Items from a dataset:
=== Begin Enclosure ===

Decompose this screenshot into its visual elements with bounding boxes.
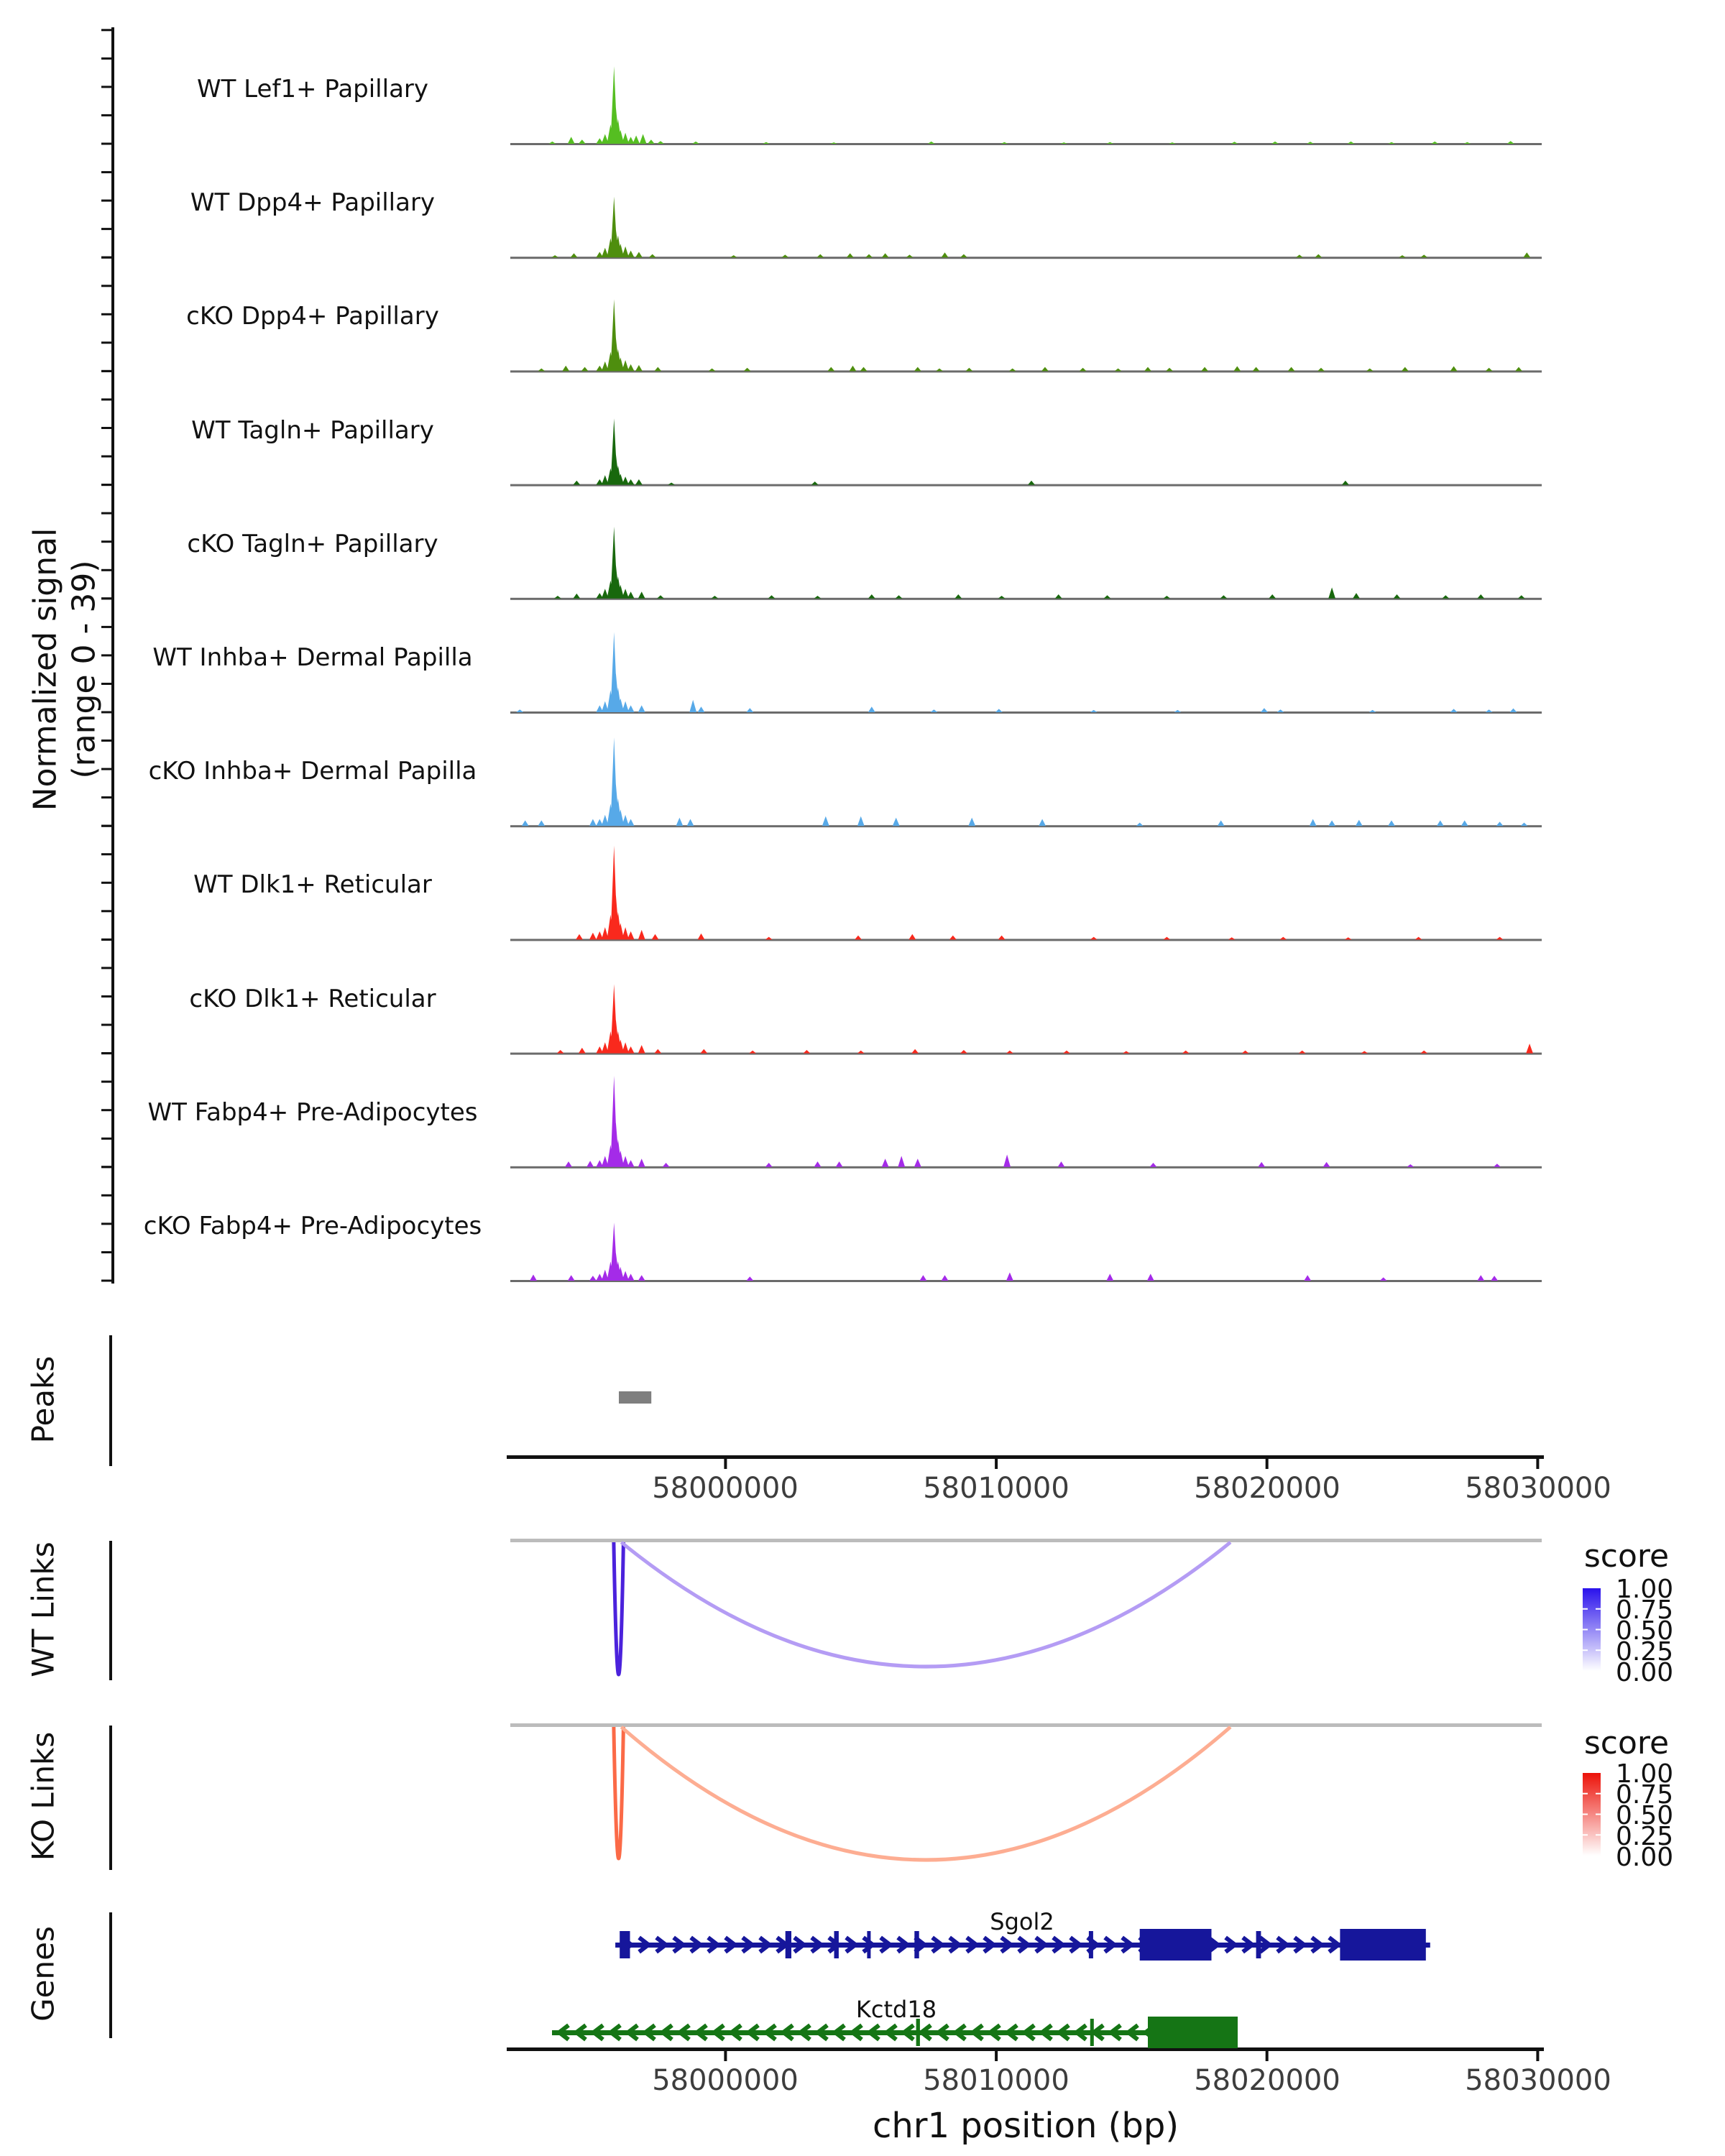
genes-axis-tick-58030000: 58030000: [1465, 2064, 1611, 2097]
wt-links-section-label: WT Links: [25, 1542, 61, 1677]
wt-score-legend-title: score: [1583, 1538, 1670, 1575]
peaks-axis-tick-58000000: 58000000: [652, 1472, 799, 1505]
ko-score-0.75: 0.75: [1616, 1780, 1674, 1810]
signal-area-8: [510, 984, 1542, 1053]
ko-links-section-label: KO Links: [25, 1731, 61, 1861]
genes-x-axis: [507, 2047, 1544, 2061]
wt-score-1.00: 1.00: [1616, 1575, 1674, 1604]
coverage-track-2: [510, 299, 1542, 372]
peaks-bracket: [109, 1335, 112, 1466]
coverage-track-8: [510, 984, 1542, 1054]
track-label-wt-dpp4: WT Dpp4+ Papillary: [190, 188, 436, 217]
x-axis-title: chr1 position (bp): [872, 2106, 1179, 2146]
wt-links-track-arc-0: [614, 1542, 624, 1674]
genes-section-label: Genes: [25, 1926, 61, 2022]
track-label-wt-fabp4: WT Fabp4+ Pre-Adipocytes: [147, 1098, 478, 1127]
genes-axis-tick-58020000: 58020000: [1194, 2064, 1340, 2097]
signal-area-4: [510, 527, 1542, 599]
track-label-cko-fabp4: cKO Fabp4+ Pre-Adipocytes: [143, 1212, 482, 1240]
signal-area-2: [510, 299, 1542, 371]
coverage-track-7: [510, 846, 1542, 941]
coverage-track-6: [510, 737, 1542, 827]
signal-area-10: [510, 1222, 1542, 1281]
wt-score-0.00: 0.00: [1616, 1658, 1674, 1687]
coverage-track-9: [510, 1076, 1542, 1169]
peaks-x-axis: [507, 1455, 1544, 1469]
track-label-cko-dpp4: cKO Dpp4+ Papillary: [186, 302, 439, 331]
ko-links-track: [510, 1723, 1601, 1860]
signal-area-5: [510, 632, 1542, 713]
gene-label-sgol2: Sgol2: [990, 1908, 1054, 1935]
ko-score-0.50: 0.50: [1616, 1801, 1674, 1830]
wt-links-bracket: [109, 1541, 112, 1680]
genes-axis-tick-58010000: 58010000: [923, 2064, 1070, 2097]
coverage-track-5: [510, 632, 1542, 714]
peak-box: [619, 1391, 651, 1404]
signal-area-7: [510, 846, 1542, 940]
genes-axis-tick-58000000: 58000000: [652, 2064, 799, 2097]
ko-links-track-arc-1: [621, 1727, 1230, 1860]
wt-score-0.75: 0.75: [1616, 1595, 1674, 1625]
track-label-wt-lef1: WT Lef1+ Papillary: [196, 75, 429, 103]
track-label-cko-dlk1: cKO Dlk1+ Reticular: [189, 985, 436, 1013]
ko-links-track-arc-0: [614, 1727, 624, 1858]
track-label-wt-inhba: WT Inhba+ Dermal Papilla: [152, 643, 473, 672]
signal-area-0: [510, 66, 1542, 144]
wt-links-track-arc-1: [621, 1542, 1230, 1667]
coverage-track-3: [510, 418, 1542, 486]
coverage-track-4: [510, 527, 1542, 600]
track-label-wt-tagln: WT Tagln+ Papillary: [191, 416, 434, 445]
coverage-track-1: [510, 197, 1542, 259]
y-axis-label-line1: Normalized signal: [27, 528, 64, 811]
ko-links-bracket: [109, 1726, 112, 1870]
coverage-track-10: [510, 1222, 1542, 1282]
wt-links-track: [510, 1539, 1601, 1674]
coverage-track-0: [510, 66, 1542, 145]
track-label-cko-tagln: cKO Tagln+ Papillary: [187, 530, 438, 558]
wt-score-0.50: 0.50: [1616, 1616, 1674, 1646]
signal-area-9: [510, 1076, 1542, 1167]
gene-label-kctd18: Kctd18: [855, 1996, 937, 2023]
peaks-axis-tick-58010000: 58010000: [923, 1472, 1070, 1505]
track-label-wt-dlk1: WT Dlk1+ Reticular: [193, 870, 432, 899]
signal-area-6: [510, 737, 1542, 826]
track-label-cko-inhba: cKO Inhba+ Dermal Papilla: [148, 757, 477, 786]
peaks-axis-tick-58020000: 58020000: [1194, 1472, 1340, 1505]
ko-score-0.00: 0.00: [1616, 1843, 1674, 1872]
y-axis-label-line2: (range 0 - 39): [65, 560, 103, 779]
ko-score-1.00: 1.00: [1616, 1759, 1674, 1789]
wt-score-0.25: 0.25: [1616, 1637, 1674, 1667]
ko-score-0.25: 0.25: [1616, 1822, 1674, 1851]
signal-area-1: [510, 197, 1542, 258]
ko-score-legend-title: score: [1583, 1725, 1670, 1761]
peaks-section-label: Peaks: [25, 1355, 61, 1444]
genes-bracket: [109, 1912, 112, 2038]
signal-area-3: [510, 418, 1542, 484]
peaks-axis-tick-58030000: 58030000: [1465, 1472, 1611, 1505]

=== End Enclosure ===

■ TASK DIRECTIONS ■
Sift the data above for lines with "links", then copy each one.

■ TASK OUTPUT ■
wt-links-section-label: WT Links: [25, 1542, 61, 1677]
ko-links-section-label: KO Links: [25, 1731, 61, 1861]
wt-links-track-arc-0: [614, 1542, 624, 1674]
ko-links-track: [510, 1723, 1601, 1860]
wt-links-bracket: [109, 1541, 112, 1680]
ko-links-track-arc-1: [621, 1727, 1230, 1860]
ko-links-track-arc-0: [614, 1727, 624, 1858]
wt-links-track-arc-1: [621, 1542, 1230, 1667]
ko-links-bracket: [109, 1726, 112, 1870]
wt-links-track: [510, 1539, 1601, 1674]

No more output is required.